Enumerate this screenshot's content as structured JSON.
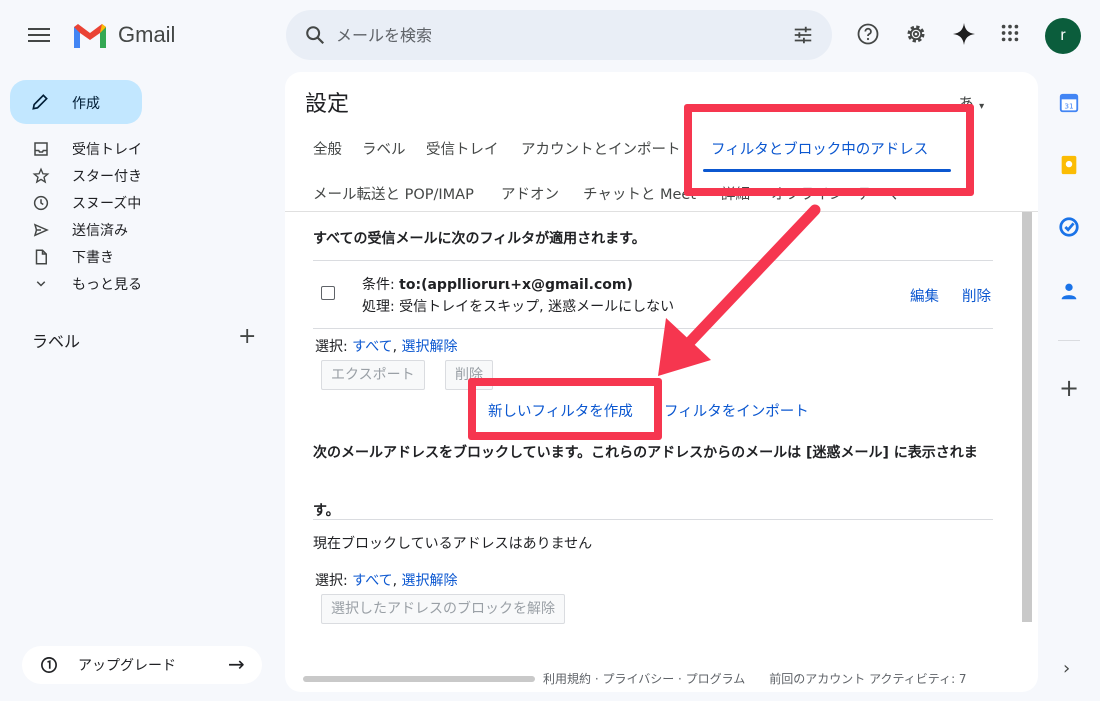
{
  "app": {
    "brand": "Gmail",
    "avatar_letter": "r"
  },
  "search": {
    "placeholder": "メールを検索"
  },
  "sidebar": {
    "compose_label": "作成",
    "items": [
      {
        "label": "受信トレイ"
      },
      {
        "label": "スター付き"
      },
      {
        "label": "スヌーズ中"
      },
      {
        "label": "送信済み"
      },
      {
        "label": "下書き"
      },
      {
        "label": "もっと見る"
      }
    ],
    "labels_heading": "ラベル",
    "upgrade_label": "アップグレード"
  },
  "settings": {
    "title": "設定",
    "lang_indicator": "あ",
    "tabs_row1": [
      "全般",
      "ラベル",
      "受信トレイ",
      "アカウントとインポート",
      "フィルタとブロック中のアドレス"
    ],
    "tabs_row2": [
      "メール転送と POP/IMAP",
      "アドオン",
      "チャットと Meet",
      "詳細",
      "オフライン",
      "テーマ"
    ],
    "active_tab": "フィルタとブロック中のアドレス"
  },
  "filters": {
    "heading": "すべての受信メールに次のフィルタが適用されます。",
    "rows": [
      {
        "condition_label": "条件: ",
        "condition_value": "to:(applliorurι+x@gmail.com)",
        "action_label": "処理: ",
        "action_value": "受信トレイをスキップ, 迷惑メールにしない",
        "edit": "編集",
        "delete": "削除"
      }
    ],
    "select_label": "選択: ",
    "select_all": "すべて",
    "select_none": "選択解除",
    "export_button": "エクスポート",
    "delete_button": "削除",
    "new_filter_link": "新しいフィルタを作成",
    "import_filter_link": "フィルタをインポート"
  },
  "blocked": {
    "heading": "次のメールアドレスをブロックしています。これらのアドレスからのメールは [迷惑メール] に表示されます。",
    "empty_text": "現在ブロックしているアドレスはありません",
    "select_label": "選択: ",
    "select_all": "すべて",
    "select_none": "選択解除",
    "unblock_button": "選択したアドレスのブロックを解除"
  },
  "footer": {
    "text": "利用規約 · プライバシー · プログラム　　前回のアカウント アクティビティ: 7"
  },
  "colors": {
    "accent": "#0b57d0",
    "highlight": "#f6364f",
    "compose_bg": "#c2e7ff",
    "avatar_bg": "#0b5d3c"
  }
}
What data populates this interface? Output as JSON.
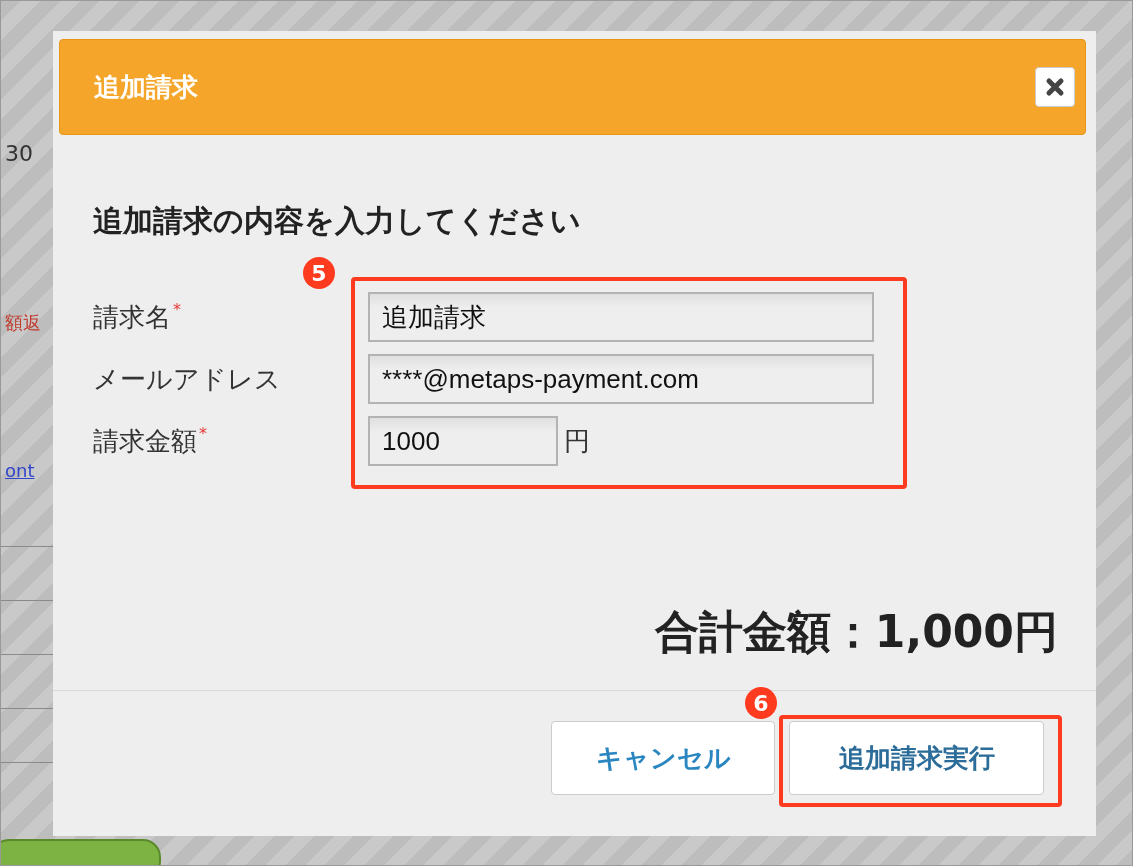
{
  "background": {
    "fragments": [
      {
        "text": "30",
        "kind": "text"
      },
      {
        "text": "額返",
        "kind": "error"
      },
      {
        "text": "ont",
        "kind": "link"
      }
    ]
  },
  "dialog": {
    "title": "追加請求",
    "heading": "追加請求の内容を入力してください",
    "fields": [
      {
        "label": "請求名",
        "mark": "*",
        "value": "追加請求"
      },
      {
        "label": "メールアドレス",
        "value": "****@metaps-payment.com"
      },
      {
        "label": "請求金額",
        "mark": "*",
        "value": "1000",
        "suffix": "円"
      }
    ],
    "total": "合計金額：1,000円",
    "buttons": [
      {
        "label": "キャンセル",
        "kind": "cancel"
      },
      {
        "label": "追加請求実行",
        "kind": "primary"
      }
    ]
  },
  "annotations": [
    {
      "number": "5"
    },
    {
      "number": "6"
    }
  ]
}
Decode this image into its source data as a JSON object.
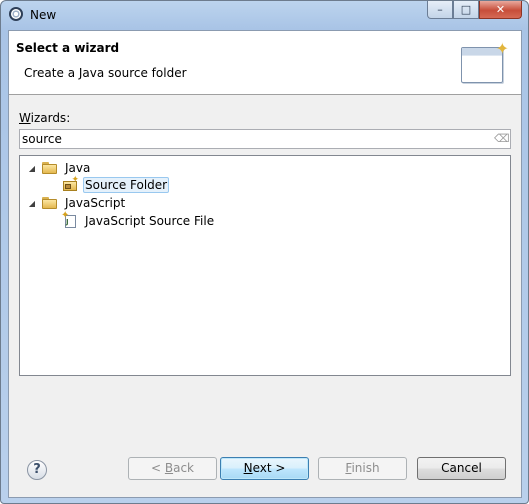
{
  "window": {
    "title": "New"
  },
  "caption_buttons": {
    "minimize": "–",
    "maximize": "□",
    "close": "✕"
  },
  "banner": {
    "title": "Select a wizard",
    "description": "Create a Java source folder"
  },
  "wizards": {
    "label_accel": "W",
    "label_rest": "izards:",
    "filter_value": "source"
  },
  "tree": {
    "items": [
      {
        "label": "Java",
        "expanded": true,
        "icon": "folder-icon"
      },
      {
        "label": "Source Folder",
        "selected": true,
        "icon": "source-folder-icon"
      },
      {
        "label": "JavaScript",
        "expanded": true,
        "icon": "folder-icon"
      },
      {
        "label": "JavaScript Source File",
        "icon": "javascript-file-icon"
      }
    ]
  },
  "footer": {
    "help": "?",
    "back": {
      "prefix": "< ",
      "accel": "B",
      "rest": "ack"
    },
    "next": {
      "accel": "N",
      "rest": "ext >"
    },
    "finish": {
      "accel": "F",
      "rest": "inish"
    },
    "cancel": "Cancel"
  }
}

### Objective:
Write the entries above out again exactly, but not the pictures.

### Final result:
Enumerate this screenshot's content as structured JSON.
{
  "app": {
    "brand": "Gmail",
    "avatar_letter": "r"
  },
  "search": {
    "placeholder": "メールを検索"
  },
  "sidebar": {
    "compose_label": "作成",
    "items": [
      {
        "label": "受信トレイ"
      },
      {
        "label": "スター付き"
      },
      {
        "label": "スヌーズ中"
      },
      {
        "label": "送信済み"
      },
      {
        "label": "下書き"
      },
      {
        "label": "もっと見る"
      }
    ],
    "labels_heading": "ラベル",
    "upgrade_label": "アップグレード"
  },
  "settings": {
    "title": "設定",
    "lang_indicator": "あ",
    "tabs_row1": [
      "全般",
      "ラベル",
      "受信トレイ",
      "アカウントとインポート",
      "フィルタとブロック中のアドレス"
    ],
    "tabs_row2": [
      "メール転送と POP/IMAP",
      "アドオン",
      "チャットと Meet",
      "詳細",
      "オフライン",
      "テーマ"
    ],
    "active_tab": "フィルタとブロック中のアドレス"
  },
  "filters": {
    "heading": "すべての受信メールに次のフィルタが適用されます。",
    "rows": [
      {
        "condition_label": "条件: ",
        "condition_value": "to:(applliorurι+x@gmail.com)",
        "action_label": "処理: ",
        "action_value": "受信トレイをスキップ, 迷惑メールにしない",
        "edit": "編集",
        "delete": "削除"
      }
    ],
    "select_label": "選択: ",
    "select_all": "すべて",
    "select_none": "選択解除",
    "export_button": "エクスポート",
    "delete_button": "削除",
    "new_filter_link": "新しいフィルタを作成",
    "import_filter_link": "フィルタをインポート"
  },
  "blocked": {
    "heading": "次のメールアドレスをブロックしています。これらのアドレスからのメールは [迷惑メール] に表示されます。",
    "empty_text": "現在ブロックしているアドレスはありません",
    "select_label": "選択: ",
    "select_all": "すべて",
    "select_none": "選択解除",
    "unblock_button": "選択したアドレスのブロックを解除"
  },
  "footer": {
    "text": "利用規約 · プライバシー · プログラム　　前回のアカウント アクティビティ: 7"
  },
  "colors": {
    "accent": "#0b57d0",
    "highlight": "#f6364f",
    "compose_bg": "#c2e7ff",
    "avatar_bg": "#0b5d3c"
  }
}
What data populates this interface? Output as JSON.
{
  "background": {
    "fragments": [
      {
        "text": "30",
        "kind": "text"
      },
      {
        "text": "額返",
        "kind": "error"
      },
      {
        "text": "ont",
        "kind": "link"
      }
    ]
  },
  "dialog": {
    "title": "追加請求",
    "heading": "追加請求の内容を入力してください",
    "fields": [
      {
        "label": "請求名",
        "mark": "*",
        "value": "追加請求"
      },
      {
        "label": "メールアドレス",
        "value": "****@metaps-payment.com"
      },
      {
        "label": "請求金額",
        "mark": "*",
        "value": "1000",
        "suffix": "円"
      }
    ],
    "total": "合計金額：1,000円",
    "buttons": [
      {
        "label": "キャンセル",
        "kind": "cancel"
      },
      {
        "label": "追加請求実行",
        "kind": "primary"
      }
    ]
  },
  "annotations": [
    {
      "number": "5"
    },
    {
      "number": "6"
    }
  ]
}
Decode this image into its source data as a JSON object.
{
  "window": {
    "title": "New"
  },
  "caption_buttons": {
    "minimize": "–",
    "maximize": "□",
    "close": "✕"
  },
  "banner": {
    "title": "Select a wizard",
    "description": "Create a Java source folder"
  },
  "wizards": {
    "label_accel": "W",
    "label_rest": "izards:",
    "filter_value": "source"
  },
  "tree": {
    "items": [
      {
        "label": "Java",
        "expanded": true,
        "icon": "folder-icon"
      },
      {
        "label": "Source Folder",
        "selected": true,
        "icon": "source-folder-icon"
      },
      {
        "label": "JavaScript",
        "expanded": true,
        "icon": "folder-icon"
      },
      {
        "label": "JavaScript Source File",
        "icon": "javascript-file-icon"
      }
    ]
  },
  "footer": {
    "help": "?",
    "back": {
      "prefix": "< ",
      "accel": "B",
      "rest": "ack"
    },
    "next": {
      "accel": "N",
      "rest": "ext >"
    },
    "finish": {
      "accel": "F",
      "rest": "inish"
    },
    "cancel": "Cancel"
  }
}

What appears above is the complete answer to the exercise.